/---
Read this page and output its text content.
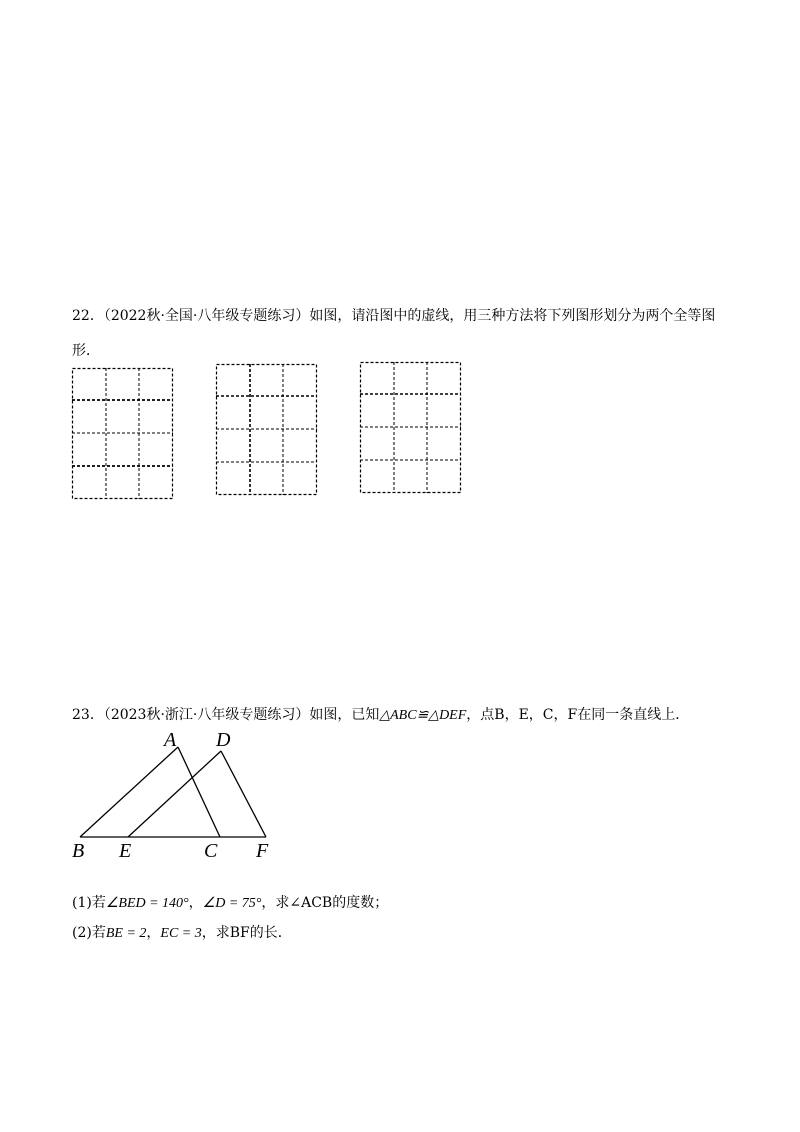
22．（2022秋·全国·八年级专题练习）如图，请沿图中的虚线，用三种方法将下列图形划分为两个全等图
形．
23．（2023秋·浙江·八年级专题练习）如图，已知△ABC≌△DEF，点B，E，C，F在同一条直线上．
A D
B E	C F
(1)若∠BED = 140°，∠D = 75°，求∠ACB的度数；
(2)若BE = 2，EC = 3，求BF的长．
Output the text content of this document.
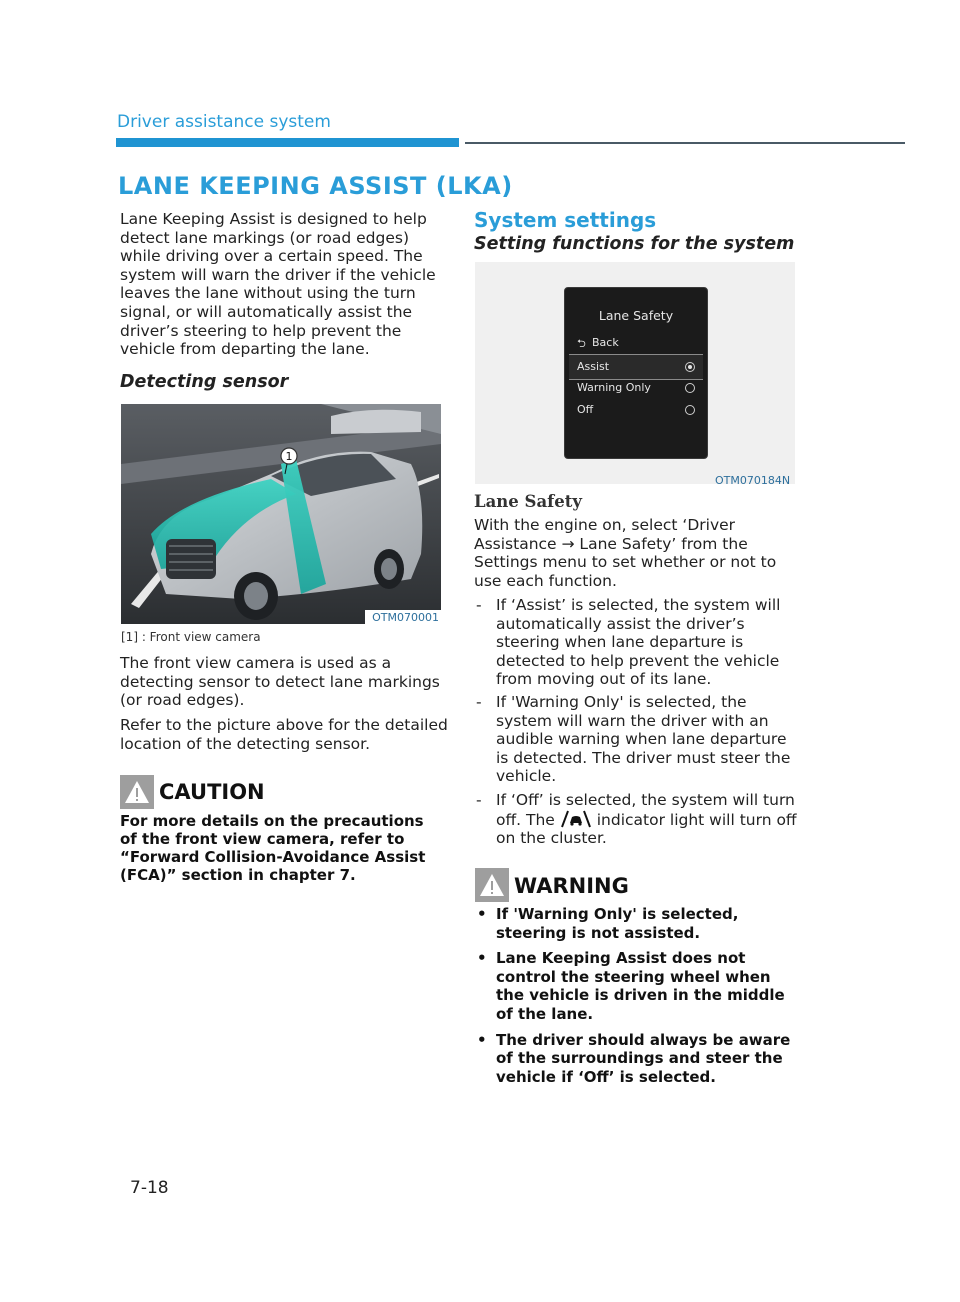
Driver assistance system
LANE KEEPING ASSIST (LKA)
Lane Keeping Assist is designed to help detect lane markings (or road edges) while driving over a certain speed. The system will warn the driver if the vehicle leaves the lane without using the turn signal, or will automatically assist the driver’s steering to help prevent the vehicle from departing the lane.
Detecting sensor
1
OTM070001
[1] : Front view camera
The front view camera is used as a detecting sensor to detect lane markings (or road edges).
Refer to the picture above for the detailed location of the detecting sensor.
CAUTION
For more details on the precautions of the front view camera, refer to “Forward Collision-Avoidance Assist (FCA)” section in chapter 7.
System settings
Setting functions for the system
Lane Safety
⮌ Back
Assist
Warning Only
Off
OTM070184N
Lane Safety
With the engine on, select ‘Driver Assistance → Lane Safety’ from the Settings menu to set whether or not to use each function.
- If ‘Assist’ is selected, the system will automatically assist the driver’s steering when lane departure is detected to help prevent the vehicle from moving out of its lane.
- If 'Warning Only' is selected, the system will warn the driver with an audible warning when lane departure is detected. The driver must steer the vehicle.
- If ‘Off’ is selected, the system will turn off. The	indicator light will turn off on the cluster.
WARNING
• If 'Warning Only' is selected, steering is not assisted.
• Lane Keeping Assist does not control the steering wheel when the vehicle is driven in the middle of the lane.
• The driver should always be aware of the surroundings and steer the vehicle if ‘Off’ is selected.
7-18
\---
Copy every line of the entries above in which "camera" occurs.

[1] : Front view camera
The front view camera is used as a detecting sensor to detect lane markings (or road edges).
For more details on the precautions of the front view camera, refer to “Forward Collision-Avoidance Assist (FCA)” section in chapter 7.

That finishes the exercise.